▶ [GIVEN RECORDS]
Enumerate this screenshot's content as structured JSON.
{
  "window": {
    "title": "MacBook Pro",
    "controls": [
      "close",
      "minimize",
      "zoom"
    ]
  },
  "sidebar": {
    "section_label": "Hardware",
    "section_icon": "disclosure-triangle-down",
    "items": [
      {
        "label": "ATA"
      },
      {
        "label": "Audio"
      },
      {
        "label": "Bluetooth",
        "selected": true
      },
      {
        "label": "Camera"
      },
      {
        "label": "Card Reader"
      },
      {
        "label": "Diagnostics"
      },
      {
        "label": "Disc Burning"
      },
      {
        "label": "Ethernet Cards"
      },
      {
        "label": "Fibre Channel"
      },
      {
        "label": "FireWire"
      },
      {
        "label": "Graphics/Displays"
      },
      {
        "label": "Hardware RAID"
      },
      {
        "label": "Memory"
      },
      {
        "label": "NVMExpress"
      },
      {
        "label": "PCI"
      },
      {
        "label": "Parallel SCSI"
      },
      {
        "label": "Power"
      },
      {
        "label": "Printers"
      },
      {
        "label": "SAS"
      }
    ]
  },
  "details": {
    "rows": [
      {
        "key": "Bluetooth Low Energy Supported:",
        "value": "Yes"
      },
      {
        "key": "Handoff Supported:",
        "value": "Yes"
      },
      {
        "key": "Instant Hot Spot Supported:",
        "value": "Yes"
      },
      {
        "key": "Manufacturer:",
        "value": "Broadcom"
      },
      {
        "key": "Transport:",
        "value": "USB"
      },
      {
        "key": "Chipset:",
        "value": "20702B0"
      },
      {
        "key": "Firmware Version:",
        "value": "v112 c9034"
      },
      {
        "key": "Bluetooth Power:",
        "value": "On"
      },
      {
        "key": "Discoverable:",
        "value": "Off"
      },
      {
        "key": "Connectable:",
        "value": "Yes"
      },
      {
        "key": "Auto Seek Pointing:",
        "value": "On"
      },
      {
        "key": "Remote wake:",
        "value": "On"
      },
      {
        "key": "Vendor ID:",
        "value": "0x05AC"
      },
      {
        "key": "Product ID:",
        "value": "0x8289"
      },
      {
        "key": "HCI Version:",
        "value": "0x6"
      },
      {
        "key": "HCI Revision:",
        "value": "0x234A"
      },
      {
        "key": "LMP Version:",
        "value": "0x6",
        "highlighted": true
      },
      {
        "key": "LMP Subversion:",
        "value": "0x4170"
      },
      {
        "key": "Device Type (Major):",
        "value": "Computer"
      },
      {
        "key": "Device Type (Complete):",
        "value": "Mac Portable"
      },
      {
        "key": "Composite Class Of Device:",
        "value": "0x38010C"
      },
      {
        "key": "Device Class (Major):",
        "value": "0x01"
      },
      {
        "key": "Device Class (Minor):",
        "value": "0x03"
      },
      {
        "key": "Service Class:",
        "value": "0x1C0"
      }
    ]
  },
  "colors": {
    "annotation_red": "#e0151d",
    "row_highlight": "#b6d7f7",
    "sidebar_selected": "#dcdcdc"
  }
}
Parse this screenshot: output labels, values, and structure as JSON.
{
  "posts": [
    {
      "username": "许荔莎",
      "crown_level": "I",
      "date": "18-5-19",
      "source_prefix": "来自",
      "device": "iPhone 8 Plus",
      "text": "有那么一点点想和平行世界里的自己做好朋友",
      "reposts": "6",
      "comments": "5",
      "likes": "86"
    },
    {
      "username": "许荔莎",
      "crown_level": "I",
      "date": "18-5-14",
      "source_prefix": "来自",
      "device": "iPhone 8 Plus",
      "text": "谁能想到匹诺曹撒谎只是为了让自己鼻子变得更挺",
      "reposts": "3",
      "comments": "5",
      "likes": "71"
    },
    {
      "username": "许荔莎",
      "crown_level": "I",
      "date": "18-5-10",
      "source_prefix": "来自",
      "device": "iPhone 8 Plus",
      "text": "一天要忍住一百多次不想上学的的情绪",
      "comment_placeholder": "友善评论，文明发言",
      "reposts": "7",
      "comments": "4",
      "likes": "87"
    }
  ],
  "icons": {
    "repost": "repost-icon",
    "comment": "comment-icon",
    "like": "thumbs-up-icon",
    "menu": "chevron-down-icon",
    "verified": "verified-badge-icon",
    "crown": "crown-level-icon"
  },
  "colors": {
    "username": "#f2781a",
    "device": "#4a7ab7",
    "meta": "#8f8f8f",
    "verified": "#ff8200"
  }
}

▶ [EXERCISE DIRECTIONS] Print all of the entries exactly as they appear.

▶ [RESULT]
Enumerate this screenshot's content as structured JSON.
{
  "window": {
    "title": "MacBook Pro",
    "controls": [
      "close",
      "minimize",
      "zoom"
    ]
  },
  "sidebar": {
    "section_label": "Hardware",
    "section_icon": "disclosure-triangle-down",
    "items": [
      {
        "label": "ATA"
      },
      {
        "label": "Audio"
      },
      {
        "label": "Bluetooth",
        "selected": true
      },
      {
        "label": "Camera"
      },
      {
        "label": "Card Reader"
      },
      {
        "label": "Diagnostics"
      },
      {
        "label": "Disc Burning"
      },
      {
        "label": "Ethernet Cards"
      },
      {
        "label": "Fibre Channel"
      },
      {
        "label": "FireWire"
      },
      {
        "label": "Graphics/Displays"
      },
      {
        "label": "Hardware RAID"
      },
      {
        "label": "Memory"
      },
      {
        "label": "NVMExpress"
      },
      {
        "label": "PCI"
      },
      {
        "label": "Parallel SCSI"
      },
      {
        "label": "Power"
      },
      {
        "label": "Printers"
      },
      {
        "label": "SAS"
      }
    ]
  },
  "details": {
    "rows": [
      {
        "key": "Bluetooth Low Energy Supported:",
        "value": "Yes"
      },
      {
        "key": "Handoff Supported:",
        "value": "Yes"
      },
      {
        "key": "Instant Hot Spot Supported:",
        "value": "Yes"
      },
      {
        "key": "Manufacturer:",
        "value": "Broadcom"
      },
      {
        "key": "Transport:",
        "value": "USB"
      },
      {
        "key": "Chipset:",
        "value": "20702B0"
      },
      {
        "key": "Firmware Version:",
        "value": "v112 c9034"
      },
      {
        "key": "Bluetooth Power:",
        "value": "On"
      },
      {
        "key": "Discoverable:",
        "value": "Off"
      },
      {
        "key": "Connectable:",
        "value": "Yes"
      },
      {
        "key": "Auto Seek Pointing:",
        "value": "On"
      },
      {
        "key": "Remote wake:",
        "value": "On"
      },
      {
        "key": "Vendor ID:",
        "value": "0x05AC"
      },
      {
        "key": "Product ID:",
        "value": "0x8289"
      },
      {
        "key": "HCI Version:",
        "value": "0x6"
      },
      {
        "key": "HCI Revision:",
        "value": "0x234A"
      },
      {
        "key": "LMP Version:",
        "value": "0x6",
        "highlighted": true
      },
      {
        "key": "LMP Subversion:",
        "value": "0x4170"
      },
      {
        "key": "Device Type (Major):",
        "value": "Computer"
      },
      {
        "key": "Device Type (Complete):",
        "value": "Mac Portable"
      },
      {
        "key": "Composite Class Of Device:",
        "value": "0x38010C"
      },
      {
        "key": "Device Class (Major):",
        "value": "0x01"
      },
      {
        "key": "Device Class (Minor):",
        "value": "0x03"
      },
      {
        "key": "Service Class:",
        "value": "0x1C0"
      }
    ]
  },
  "colors": {
    "annotation_red": "#e0151d",
    "row_highlight": "#b6d7f7",
    "sidebar_selected": "#dcdcdc"
  }
}
Parse this screenshot: output labels, values, and structure as JSON.
{
  "posts": [
    {
      "username": "许荔莎",
      "crown_level": "I",
      "date": "18-5-19",
      "source_prefix": "来自",
      "device": "iPhone 8 Plus",
      "text": "有那么一点点想和平行世界里的自己做好朋友",
      "reposts": "6",
      "comments": "5",
      "likes": "86"
    },
    {
      "username": "许荔莎",
      "crown_level": "I",
      "date": "18-5-14",
      "source_prefix": "来自",
      "device": "iPhone 8 Plus",
      "text": "谁能想到匹诺曹撒谎只是为了让自己鼻子变得更挺",
      "reposts": "3",
      "comments": "5",
      "likes": "71"
    },
    {
      "username": "许荔莎",
      "crown_level": "I",
      "date": "18-5-10",
      "source_prefix": "来自",
      "device": "iPhone 8 Plus",
      "text": "一天要忍住一百多次不想上学的的情绪",
      "comment_placeholder": "友善评论，文明发言",
      "reposts": "7",
      "comments": "4",
      "likes": "87"
    }
  ],
  "icons": {
    "repost": "repost-icon",
    "comment": "comment-icon",
    "like": "thumbs-up-icon",
    "menu": "chevron-down-icon",
    "verified": "verified-badge-icon",
    "crown": "crown-level-icon"
  },
  "colors": {
    "username": "#f2781a",
    "device": "#4a7ab7",
    "meta": "#8f8f8f",
    "verified": "#ff8200"
  }
}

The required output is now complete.